• [Supplied records]
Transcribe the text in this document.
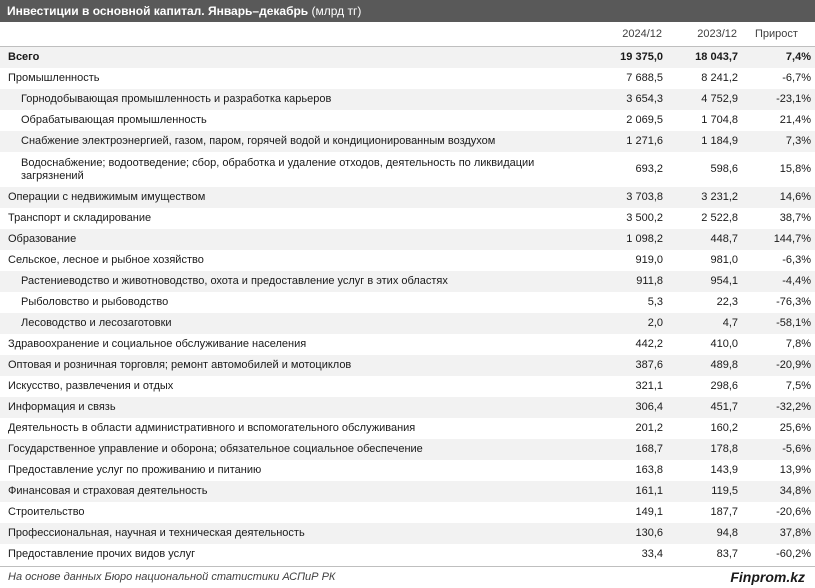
Инвестиции в основной капитал. Январь–декабрь (млрд тг)
	2024/12	2023/12	Прирост
Всего	19 375,0	18 043,7	7,4%
Промышленность	7 688,5	8 241,2	-6,7%
Горнодобывающая промышленность и разработка карьеров	3 654,3	4 752,9	-23,1%
Обрабатывающая промышленность	2 069,5	1 704,8	21,4%
Снабжение электроэнергией, газом, паром, горячей водой и кондиционированным воздухом	1 271,6	1 184,9	7,3%
Водоснабжение; водоотведение; сбор, обработка и удаление отходов, деятельность по ликвидации загрязнений	693,2	598,6	15,8%
Операции с недвижимым имуществом	3 703,8	3 231,2	14,6%
Транспорт и складирование	3 500,2	2 522,8	38,7%
Образование	1 098,2	448,7	144,7%
Сельское, лесное и рыбное хозяйство	919,0	981,0	-6,3%
Растениеводство и животноводство, охота и предоставление услуг в этих областях	911,8	954,1	-4,4%
Рыболовство и рыбоводство	5,3	22,3	-76,3%
Лесоводство и лесозаготовки	2,0	4,7	-58,1%
Здравоохранение и социальное обслуживание населения	442,2	410,0	7,8%
Оптовая и розничная торговля; ремонт автомобилей и мотоциклов	387,6	489,8	-20,9%
Искусство, развлечения и отдых	321,1	298,6	7,5%
Информация и связь	306,4	451,7	-32,2%
Деятельность в области административного и вспомогательного обслуживания	201,2	160,2	25,6%
Государственное управление и оборона; обязательное социальное обеспечение	168,7	178,8	-5,6%
Предоставление услуг по проживанию и питанию	163,8	143,9	13,9%
Финансовая и страховая деятельность	161,1	119,5	34,8%
Строительство	149,1	187,7	-20,6%
Профессиональная, научная и техническая деятельность	130,6	94,8	37,8%
Предоставление прочих видов услуг	33,4	83,7	-60,2%
На основе данных Бюро национальной статистики АСПиР РК	Finprom.kz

• [Written exercise] Check every line of the data, and copy the ones that contain "услуг".

• [Exercise result]
Растениеводство и животноводство, охота и предоставление услуг в этих областях	911,8	954,1	-4,4%
Предоставление услуг по проживанию и питанию	163,8	143,9	13,9%
Предоставление прочих видов услуг	33,4	83,7	-60,2%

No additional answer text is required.